EXERCISE BRIEF
Copy each line exactly.

STORED RECORDS
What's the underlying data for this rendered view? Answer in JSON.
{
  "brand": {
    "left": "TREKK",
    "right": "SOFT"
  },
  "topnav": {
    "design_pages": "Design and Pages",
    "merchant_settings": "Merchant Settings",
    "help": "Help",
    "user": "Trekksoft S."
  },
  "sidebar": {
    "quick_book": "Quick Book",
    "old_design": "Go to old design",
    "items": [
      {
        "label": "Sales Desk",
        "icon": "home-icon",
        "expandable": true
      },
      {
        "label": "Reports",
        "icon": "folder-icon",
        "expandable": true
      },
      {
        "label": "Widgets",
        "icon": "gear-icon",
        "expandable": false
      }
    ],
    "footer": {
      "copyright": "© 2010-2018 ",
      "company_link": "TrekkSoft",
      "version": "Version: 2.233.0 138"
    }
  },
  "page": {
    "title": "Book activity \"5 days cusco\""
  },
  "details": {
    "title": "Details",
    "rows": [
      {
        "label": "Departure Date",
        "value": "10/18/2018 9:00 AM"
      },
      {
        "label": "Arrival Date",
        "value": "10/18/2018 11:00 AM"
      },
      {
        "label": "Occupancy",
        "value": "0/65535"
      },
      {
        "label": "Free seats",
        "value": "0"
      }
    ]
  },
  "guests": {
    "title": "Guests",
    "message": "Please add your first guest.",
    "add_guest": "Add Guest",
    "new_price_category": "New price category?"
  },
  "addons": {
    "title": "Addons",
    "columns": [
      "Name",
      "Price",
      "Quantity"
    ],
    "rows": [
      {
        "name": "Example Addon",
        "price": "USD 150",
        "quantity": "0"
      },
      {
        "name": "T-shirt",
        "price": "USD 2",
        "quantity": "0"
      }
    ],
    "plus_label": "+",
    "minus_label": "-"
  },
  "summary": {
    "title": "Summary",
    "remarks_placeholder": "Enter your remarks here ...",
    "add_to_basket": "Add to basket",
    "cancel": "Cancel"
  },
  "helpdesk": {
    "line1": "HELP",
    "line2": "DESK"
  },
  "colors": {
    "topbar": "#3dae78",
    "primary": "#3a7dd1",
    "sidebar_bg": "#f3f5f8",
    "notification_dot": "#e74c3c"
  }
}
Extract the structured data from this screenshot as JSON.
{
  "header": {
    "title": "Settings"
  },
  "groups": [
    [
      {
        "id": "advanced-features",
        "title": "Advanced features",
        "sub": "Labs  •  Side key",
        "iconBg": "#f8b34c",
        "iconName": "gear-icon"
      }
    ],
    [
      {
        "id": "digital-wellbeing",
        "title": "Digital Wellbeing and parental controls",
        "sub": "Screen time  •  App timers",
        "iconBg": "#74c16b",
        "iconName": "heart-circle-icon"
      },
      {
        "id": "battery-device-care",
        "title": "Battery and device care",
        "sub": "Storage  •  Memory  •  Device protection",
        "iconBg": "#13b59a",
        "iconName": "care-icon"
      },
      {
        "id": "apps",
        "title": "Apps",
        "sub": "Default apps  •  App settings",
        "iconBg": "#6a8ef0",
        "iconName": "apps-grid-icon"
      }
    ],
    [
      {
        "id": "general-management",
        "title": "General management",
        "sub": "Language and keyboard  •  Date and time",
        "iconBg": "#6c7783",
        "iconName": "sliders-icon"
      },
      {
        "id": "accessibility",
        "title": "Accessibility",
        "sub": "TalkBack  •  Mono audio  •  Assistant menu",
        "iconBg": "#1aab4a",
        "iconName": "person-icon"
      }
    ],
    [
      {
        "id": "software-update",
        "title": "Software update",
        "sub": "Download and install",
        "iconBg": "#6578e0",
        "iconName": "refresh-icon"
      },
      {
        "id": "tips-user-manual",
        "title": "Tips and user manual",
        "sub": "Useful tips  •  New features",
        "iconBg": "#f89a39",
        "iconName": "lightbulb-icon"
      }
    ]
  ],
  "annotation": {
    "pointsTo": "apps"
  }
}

ANSWER TO THE TASK
What's the underlying data for this rendered view? Answer in JSON.
{
  "brand": {
    "left": "TREKK",
    "right": "SOFT"
  },
  "topnav": {
    "design_pages": "Design and Pages",
    "merchant_settings": "Merchant Settings",
    "help": "Help",
    "user": "Trekksoft S."
  },
  "sidebar": {
    "quick_book": "Quick Book",
    "old_design": "Go to old design",
    "items": [
      {
        "label": "Sales Desk",
        "icon": "home-icon",
        "expandable": true
      },
      {
        "label": "Reports",
        "icon": "folder-icon",
        "expandable": true
      },
      {
        "label": "Widgets",
        "icon": "gear-icon",
        "expandable": false
      }
    ],
    "footer": {
      "copyright": "© 2010-2018 ",
      "company_link": "TrekkSoft",
      "version": "Version: 2.233.0 138"
    }
  },
  "page": {
    "title": "Book activity \"5 days cusco\""
  },
  "details": {
    "title": "Details",
    "rows": [
      {
        "label": "Departure Date",
        "value": "10/18/2018 9:00 AM"
      },
      {
        "label": "Arrival Date",
        "value": "10/18/2018 11:00 AM"
      },
      {
        "label": "Occupancy",
        "value": "0/65535"
      },
      {
        "label": "Free seats",
        "value": "0"
      }
    ]
  },
  "guests": {
    "title": "Guests",
    "message": "Please add your first guest.",
    "add_guest": "Add Guest",
    "new_price_category": "New price category?"
  },
  "addons": {
    "title": "Addons",
    "columns": [
      "Name",
      "Price",
      "Quantity"
    ],
    "rows": [
      {
        "name": "Example Addon",
        "price": "USD 150",
        "quantity": "0"
      },
      {
        "name": "T-shirt",
        "price": "USD 2",
        "quantity": "0"
      }
    ],
    "plus_label": "+",
    "minus_label": "-"
  },
  "summary": {
    "title": "Summary",
    "remarks_placeholder": "Enter your remarks here ...",
    "add_to_basket": "Add to basket",
    "cancel": "Cancel"
  },
  "helpdesk": {
    "line1": "HELP",
    "line2": "DESK"
  },
  "colors": {
    "topbar": "#3dae78",
    "primary": "#3a7dd1",
    "sidebar_bg": "#f3f5f8",
    "notification_dot": "#e74c3c"
  }
}
Extract the structured data from this screenshot as JSON.
{
  "header": {
    "title": "Settings"
  },
  "groups": [
    [
      {
        "id": "advanced-features",
        "title": "Advanced features",
        "sub": "Labs  •  Side key",
        "iconBg": "#f8b34c",
        "iconName": "gear-icon"
      }
    ],
    [
      {
        "id": "digital-wellbeing",
        "title": "Digital Wellbeing and parental controls",
        "sub": "Screen time  •  App timers",
        "iconBg": "#74c16b",
        "iconName": "heart-circle-icon"
      },
      {
        "id": "battery-device-care",
        "title": "Battery and device care",
        "sub": "Storage  •  Memory  •  Device protection",
        "iconBg": "#13b59a",
        "iconName": "care-icon"
      },
      {
        "id": "apps",
        "title": "Apps",
        "sub": "Default apps  •  App settings",
        "iconBg": "#6a8ef0",
        "iconName": "apps-grid-icon"
      }
    ],
    [
      {
        "id": "general-management",
        "title": "General management",
        "sub": "Language and keyboard  •  Date and time",
        "iconBg": "#6c7783",
        "iconName": "sliders-icon"
      },
      {
        "id": "accessibility",
        "title": "Accessibility",
        "sub": "TalkBack  •  Mono audio  •  Assistant menu",
        "iconBg": "#1aab4a",
        "iconName": "person-icon"
      }
    ],
    [
      {
        "id": "software-update",
        "title": "Software update",
        "sub": "Download and install",
        "iconBg": "#6578e0",
        "iconName": "refresh-icon"
      },
      {
        "id": "tips-user-manual",
        "title": "Tips and user manual",
        "sub": "Useful tips  •  New features",
        "iconBg": "#f89a39",
        "iconName": "lightbulb-icon"
      }
    ]
  ],
  "annotation": {
    "pointsTo": "apps"
  }
}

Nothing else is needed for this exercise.